# Stored records:
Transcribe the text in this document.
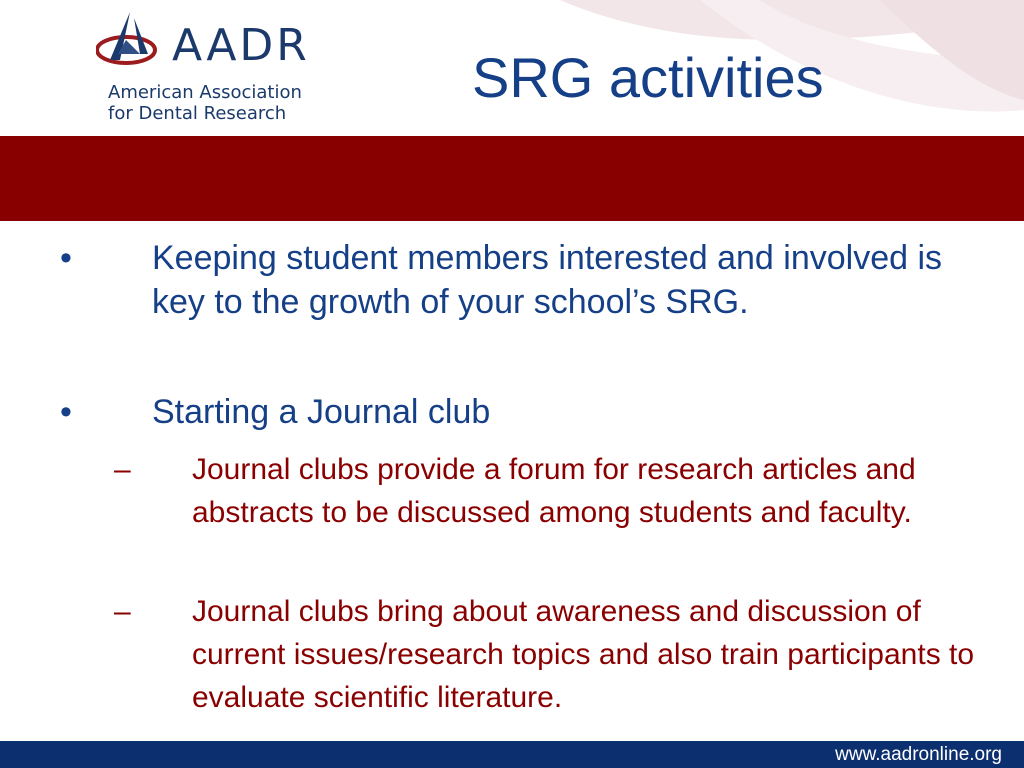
AADR
American Association
for Dental Research
SRG activities
• Keeping student members interested and involved is key to the growth of your school’s SRG.
• Starting a Journal club
– Journal clubs provide a forum for research articles and abstracts to be discussed among students and faculty.
– Journal clubs bring about awareness and discussion of current issues/research topics and also train participants to evaluate scientific literature.
www.aadronline.org
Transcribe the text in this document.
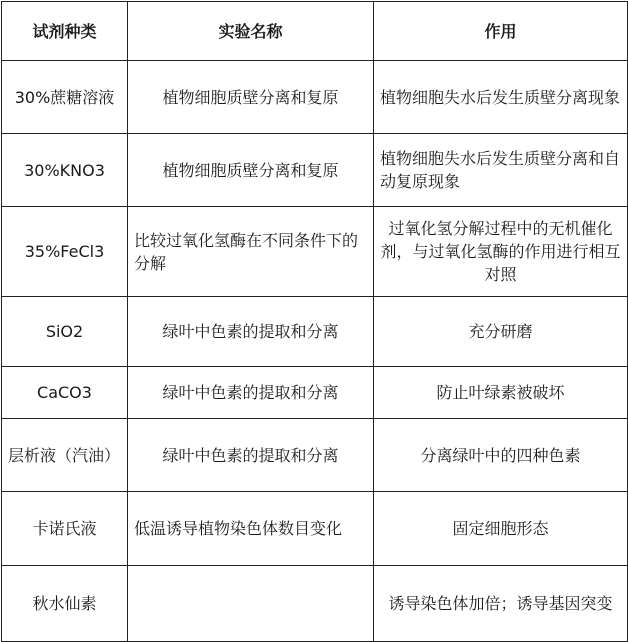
试剂种类	实验名称	作用
30%蔗糖溶液	植物细胞质壁分离和复原	植物细胞失水后发生质壁分离现象
30%KNO3	植物细胞质壁分离和复原	植物细胞失水后发生质壁分离和自动复原现象
35%FeCl3	比较过氧化氢酶在不同条件下的分解	过氧化氢分解过程中的无机催化剂，与过氧化氢酶的作用进行相互对照
SiO2	绿叶中色素的提取和分离	充分研磨
CaCO3	绿叶中色素的提取和分离	防止叶绿素被破坏
层析液（汽油）	绿叶中色素的提取和分离	分离绿叶中的四种色素
卡诺氏液	低温诱导植物染色体数目变化	固定细胞形态
秋水仙素		诱导染色体加倍；诱导基因突变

# Directive:
From the data above, copy out every line with the string "绿叶中色素的提取和分离" in it.

# Output below:
SiO2	绿叶中色素的提取和分离	充分研磨
CaCO3	绿叶中色素的提取和分离	防止叶绿素被破坏
层析液（汽油）	绿叶中色素的提取和分离	分离绿叶中的四种色素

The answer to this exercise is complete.